Source extract:
Powerful revolvers are good crossover guns
Many discussions of handguns focus on “tactical” semi-autos and easily concealable revolvers. That’s fine. But there is more. There are full-size, powerful revolvers that can be used for virtually anything involving handguns. They come to the fore where tactical/concealable arms are less than the best choices.
Hunting is one such application. For mid-size or larger game (hogs, deer, etc.), “magnum” revolvers are the best handgun picks.
CROSSOVER REVOLVERS INCLUDE the .44 Mag (upper left) and .41 Mag (upper right). They compare with the 1911 in .45 ACP.
Big revolvers can be pressed into defensive service, as well. When concealed carry is not a requirement, a big, powerful revolver has many things going for it.
I am not suggesting that anyone should abandon the tactical/concealable arms if those types serve the shooters’ purposes. Rather, I suggest that shooters consider expanding their effectiveness.

Material provided:
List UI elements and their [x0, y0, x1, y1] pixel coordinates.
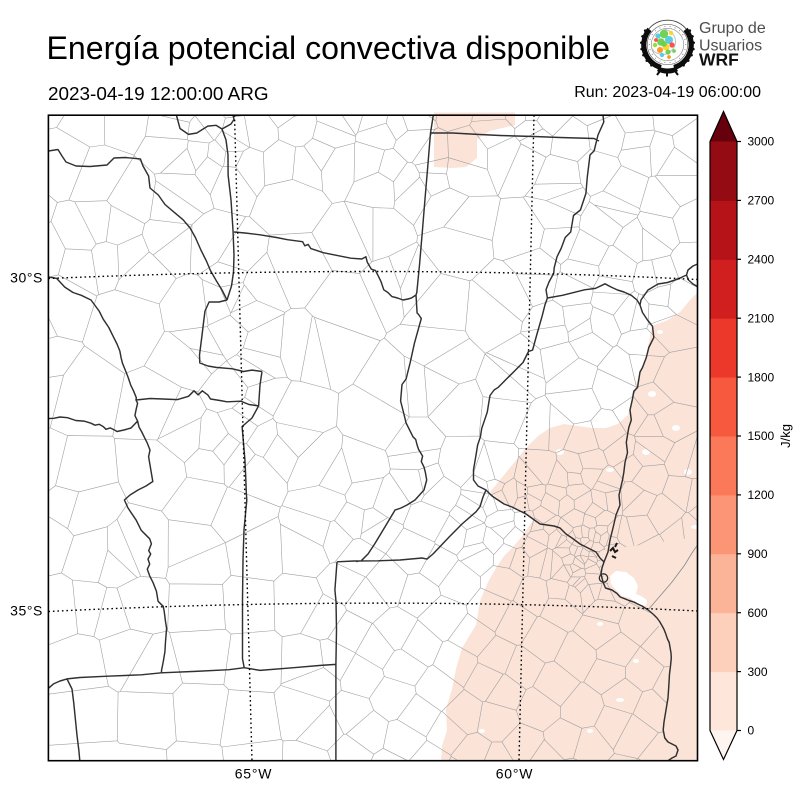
svg-text:Usuarios: Usuarios: [699, 38, 762, 55]
svg-text:3000: 3000: [748, 135, 775, 149]
svg-text:WRF: WRF: [699, 50, 739, 70]
svg-text:65°W: 65°W: [235, 766, 273, 782]
svg-text:Run: 2023-04-19 06:00:00: Run: 2023-04-19 06:00:00: [574, 84, 761, 101]
svg-text:300: 300: [748, 665, 768, 679]
svg-text:2100: 2100: [748, 311, 775, 325]
svg-text:1200: 1200: [748, 488, 775, 502]
svg-text:900: 900: [748, 547, 768, 561]
svg-text:0: 0: [748, 724, 755, 738]
svg-text:30°S: 30°S: [10, 270, 43, 286]
svg-text:Grupo de: Grupo de: [699, 20, 766, 37]
svg-text:2700: 2700: [748, 194, 775, 208]
svg-text:60°W: 60°W: [496, 766, 534, 782]
svg-text:600: 600: [748, 606, 768, 620]
svg-text:1800: 1800: [748, 370, 775, 384]
svg-text:J/kg: J/kg: [778, 424, 793, 448]
svg-text:1500: 1500: [748, 429, 775, 443]
svg-text:Energía potencial convectiva d: Energía potencial convectiva disponible: [47, 30, 611, 66]
svg-text:2023-04-19 12:00:00 ARG: 2023-04-19 12:00:00 ARG: [48, 84, 269, 105]
svg-text:35°S: 35°S: [10, 603, 43, 619]
svg-text:2400: 2400: [748, 253, 775, 267]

What you are asked to do: Which kind of revolver does the article on crossover revolvers call the best handgun pick for hunting mid-size or larger game? The records stand apart from the crossover revolvers article and are unrelated to it.

The reply: "Magnum" revolvers.